◆ **Your task**
Copy the rows word for word, from the first one through the line containing "x-tick-label: 0.85: [564, 528, 590, 538]", including both.

◆ **Material for the task**
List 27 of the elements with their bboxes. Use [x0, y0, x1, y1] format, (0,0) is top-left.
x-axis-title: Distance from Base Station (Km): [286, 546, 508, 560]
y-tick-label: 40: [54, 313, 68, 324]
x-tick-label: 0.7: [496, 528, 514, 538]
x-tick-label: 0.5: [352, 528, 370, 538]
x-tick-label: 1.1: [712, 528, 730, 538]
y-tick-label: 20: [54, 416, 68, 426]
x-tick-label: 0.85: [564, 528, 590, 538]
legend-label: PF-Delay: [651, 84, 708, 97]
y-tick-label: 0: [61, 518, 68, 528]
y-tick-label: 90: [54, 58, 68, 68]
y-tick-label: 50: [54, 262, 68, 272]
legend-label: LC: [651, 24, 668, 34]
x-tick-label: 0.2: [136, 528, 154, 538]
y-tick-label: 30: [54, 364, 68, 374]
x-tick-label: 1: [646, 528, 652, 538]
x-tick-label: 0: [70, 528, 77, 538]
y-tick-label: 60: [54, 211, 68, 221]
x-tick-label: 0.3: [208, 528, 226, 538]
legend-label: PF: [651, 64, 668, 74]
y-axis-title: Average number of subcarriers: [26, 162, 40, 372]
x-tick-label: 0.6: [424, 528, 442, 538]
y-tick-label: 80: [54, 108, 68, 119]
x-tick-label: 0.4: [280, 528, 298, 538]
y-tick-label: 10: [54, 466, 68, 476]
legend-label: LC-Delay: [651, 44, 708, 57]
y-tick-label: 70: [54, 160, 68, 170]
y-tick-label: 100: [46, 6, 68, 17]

◆ **Expected answer**
List 27 of the elements with their bboxes. Use [x0, y0, x1, y1] format, (0,0) is top-left.
x-axis-title: Distance from Base Station (Km): [286, 546, 508, 560]
y-tick-label: 40: [54, 313, 68, 324]
x-tick-label: 0.7: [496, 528, 514, 538]
x-tick-label: 0.5: [352, 528, 370, 538]
x-tick-label: 1.1: [712, 528, 730, 538]
y-tick-label: 20: [54, 416, 68, 426]
x-tick-label: 0.85: [564, 528, 590, 538]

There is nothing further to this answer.